— Task objective —
The lines to extract start at the one containing "Give me a plain-text" and end with the last line; give them exactly and nothing more.

------------

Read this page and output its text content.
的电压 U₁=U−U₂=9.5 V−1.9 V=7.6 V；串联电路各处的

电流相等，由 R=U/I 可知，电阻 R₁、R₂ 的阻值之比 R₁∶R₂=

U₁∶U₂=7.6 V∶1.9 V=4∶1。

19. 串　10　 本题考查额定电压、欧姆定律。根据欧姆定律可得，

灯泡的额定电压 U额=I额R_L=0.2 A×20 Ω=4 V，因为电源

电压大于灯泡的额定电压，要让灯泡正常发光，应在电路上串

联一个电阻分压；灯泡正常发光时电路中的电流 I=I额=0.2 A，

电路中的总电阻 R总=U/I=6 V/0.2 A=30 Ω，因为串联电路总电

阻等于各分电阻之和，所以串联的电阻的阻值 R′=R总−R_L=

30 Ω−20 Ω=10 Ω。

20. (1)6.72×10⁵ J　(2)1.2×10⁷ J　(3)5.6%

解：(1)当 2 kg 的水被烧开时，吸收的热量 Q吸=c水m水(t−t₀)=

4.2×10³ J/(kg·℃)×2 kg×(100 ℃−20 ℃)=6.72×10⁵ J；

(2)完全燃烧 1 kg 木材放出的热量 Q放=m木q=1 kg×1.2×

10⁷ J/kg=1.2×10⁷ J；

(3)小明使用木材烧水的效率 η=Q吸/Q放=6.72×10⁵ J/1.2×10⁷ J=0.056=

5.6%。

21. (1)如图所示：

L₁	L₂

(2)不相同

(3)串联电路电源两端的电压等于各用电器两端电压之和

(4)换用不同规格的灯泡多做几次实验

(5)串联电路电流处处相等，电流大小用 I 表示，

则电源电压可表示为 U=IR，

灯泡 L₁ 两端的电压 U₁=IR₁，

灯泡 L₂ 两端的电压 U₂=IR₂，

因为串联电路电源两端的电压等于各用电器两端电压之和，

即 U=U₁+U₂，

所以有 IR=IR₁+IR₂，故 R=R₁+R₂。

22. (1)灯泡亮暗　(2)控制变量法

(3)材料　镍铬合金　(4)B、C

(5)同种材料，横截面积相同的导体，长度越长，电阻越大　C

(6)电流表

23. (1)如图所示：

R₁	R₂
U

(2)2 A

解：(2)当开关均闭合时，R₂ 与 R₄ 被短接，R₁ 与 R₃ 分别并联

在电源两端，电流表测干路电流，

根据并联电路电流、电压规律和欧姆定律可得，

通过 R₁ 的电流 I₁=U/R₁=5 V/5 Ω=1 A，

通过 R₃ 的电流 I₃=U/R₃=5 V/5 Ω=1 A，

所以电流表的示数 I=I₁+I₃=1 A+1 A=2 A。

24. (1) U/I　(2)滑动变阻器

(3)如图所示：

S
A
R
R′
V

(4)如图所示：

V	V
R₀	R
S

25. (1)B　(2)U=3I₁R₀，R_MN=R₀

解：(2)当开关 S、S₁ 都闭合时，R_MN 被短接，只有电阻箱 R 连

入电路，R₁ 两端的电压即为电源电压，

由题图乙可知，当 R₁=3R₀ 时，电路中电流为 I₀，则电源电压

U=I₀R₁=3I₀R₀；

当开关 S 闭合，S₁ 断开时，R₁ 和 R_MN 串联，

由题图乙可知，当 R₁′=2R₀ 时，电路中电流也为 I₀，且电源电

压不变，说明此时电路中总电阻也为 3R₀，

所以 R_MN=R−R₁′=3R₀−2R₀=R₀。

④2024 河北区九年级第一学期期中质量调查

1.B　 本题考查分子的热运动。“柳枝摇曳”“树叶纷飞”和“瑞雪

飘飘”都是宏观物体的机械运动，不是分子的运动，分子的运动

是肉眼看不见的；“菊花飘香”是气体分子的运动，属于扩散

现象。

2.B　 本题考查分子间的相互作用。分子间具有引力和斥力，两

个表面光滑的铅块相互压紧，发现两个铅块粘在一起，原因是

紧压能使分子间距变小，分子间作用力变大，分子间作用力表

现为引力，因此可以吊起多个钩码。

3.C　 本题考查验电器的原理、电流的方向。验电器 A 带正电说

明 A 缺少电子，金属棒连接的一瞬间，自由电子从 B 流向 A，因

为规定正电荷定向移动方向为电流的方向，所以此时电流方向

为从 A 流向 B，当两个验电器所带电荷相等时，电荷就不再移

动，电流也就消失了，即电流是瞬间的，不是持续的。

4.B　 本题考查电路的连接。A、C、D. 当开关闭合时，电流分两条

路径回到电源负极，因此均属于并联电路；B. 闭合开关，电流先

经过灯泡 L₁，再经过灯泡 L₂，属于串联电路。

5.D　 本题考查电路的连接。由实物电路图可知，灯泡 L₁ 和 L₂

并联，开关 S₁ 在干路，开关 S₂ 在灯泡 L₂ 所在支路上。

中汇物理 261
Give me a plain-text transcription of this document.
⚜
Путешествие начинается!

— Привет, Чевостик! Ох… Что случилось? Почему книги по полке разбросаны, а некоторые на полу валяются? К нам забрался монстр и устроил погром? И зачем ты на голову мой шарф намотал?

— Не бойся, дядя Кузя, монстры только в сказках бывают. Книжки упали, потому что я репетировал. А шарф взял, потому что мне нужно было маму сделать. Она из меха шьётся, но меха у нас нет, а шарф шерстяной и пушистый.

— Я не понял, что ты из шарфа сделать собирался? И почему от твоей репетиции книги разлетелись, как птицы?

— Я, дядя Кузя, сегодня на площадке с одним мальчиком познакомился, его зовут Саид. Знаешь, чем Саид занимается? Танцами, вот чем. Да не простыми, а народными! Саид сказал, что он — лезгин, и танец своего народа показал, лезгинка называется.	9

------------

— Output below —
Give me a plain-text transcription of this document.
⚜
Путешествие начинается!

— Привет, Чевостик! Ох… Что случилось? Почему книги по полке разбросаны, а некоторые на полу валяются? К нам забрался монстр и устроил погром? И зачем ты на голову мой шарф намотал?

— Не бойся, дядя Кузя, монстры только в сказках бывают. Книжки упали, потому что я репетировал. А шарф взял, потому что мне нужно было маму сделать. Она из меха шьётся, но меха у нас нет, а шарф шерстяной и пушистый.

— Я не понял, что ты из шарфа сделать собирался? И почему от твоей репетиции книги разлетелись, как птицы?

— Я, дядя Кузя, сегодня на площадке с одним мальчиком познакомился, его зовут Саид. Знаешь, чем Саид занимается? Танцами, вот чем. Да не простыми, а народными! Саид сказал, что он — лезгин, и танец своего народа показал, лезгинка называется.	9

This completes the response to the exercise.